PROBLEM STATEMENT:
Give the data below again exactly as written, without its pictures.

──────── STORED ROWS ────────

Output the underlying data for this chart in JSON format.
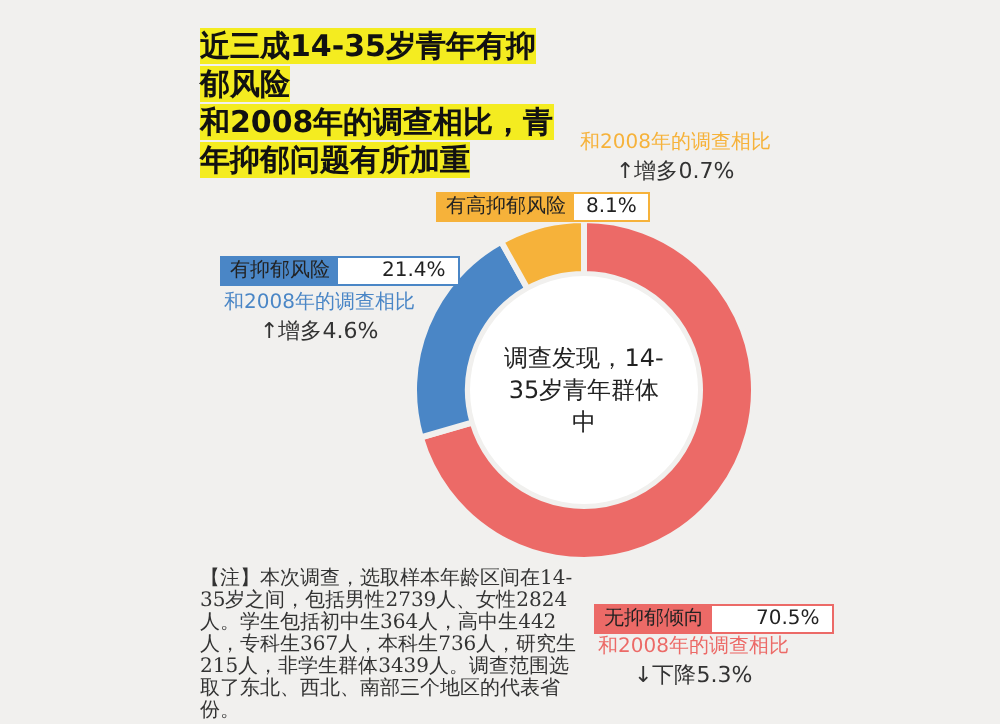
{
  "chart_data": {
    "type": "donut",
    "title": "近三成14-35岁青年有抑郁风险",
    "subtitle": "和2008年的调查相比，青年抑郁问题有所加重",
    "categories": [
      "无抑郁倾向",
      "有抑郁风险",
      "有高抑郁风险"
    ],
    "values": [
      70.5,
      21.4,
      8.1
    ],
    "colors": [
      "#ec6a67",
      "#4a86c6",
      "#f6b23a"
    ],
    "value_labels": [
      "70.5%",
      "21.4%",
      "8.1%"
    ],
    "annotations": [
      "和2008年的调查相比",
      "↓下降5.3%",
      "和2008年的调查相比",
      "↑增多4.6%",
      "和2008年的调查相比",
      "↑增多0.7%",
      "调查发现，14-35岁青年群体中",
      "【注】本次调查，选取样本年龄区间在14-35岁之间，包括男性2739人、女性2824人。学生包括初中生364人，高中生442人，专科生367人，本科生736人，研究生215人，非学生群体3439人。调查范围选取了东北、西北、南部三个地区的代表省份。"
    ]
  }
}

────────

RESPONSE TO THIS EXERCISE:
Output the underlying data for this chart in JSON format.
{
  "chart_data": {
    "type": "donut",
    "title": "近三成14-35岁青年有抑郁风险",
    "subtitle": "和2008年的调查相比，青年抑郁问题有所加重",
    "categories": [
      "无抑郁倾向",
      "有抑郁风险",
      "有高抑郁风险"
    ],
    "values": [
      70.5,
      21.4,
      8.1
    ],
    "colors": [
      "#ec6a67",
      "#4a86c6",
      "#f6b23a"
    ],
    "value_labels": [
      "70.5%",
      "21.4%",
      "8.1%"
    ],
    "annotations": [
      "和2008年的调查相比",
      "↓下降5.3%",
      "和2008年的调查相比",
      "↑增多4.6%",
      "和2008年的调查相比",
      "↑增多0.7%",
      "调查发现，14-35岁青年群体中",
      "【注】本次调查，选取样本年龄区间在14-35岁之间，包括男性2739人、女性2824人。学生包括初中生364人，高中生442人，专科生367人，本科生736人，研究生215人，非学生群体3439人。调查范围选取了东北、西北、南部三个地区的代表省份。"
    ]
  }
}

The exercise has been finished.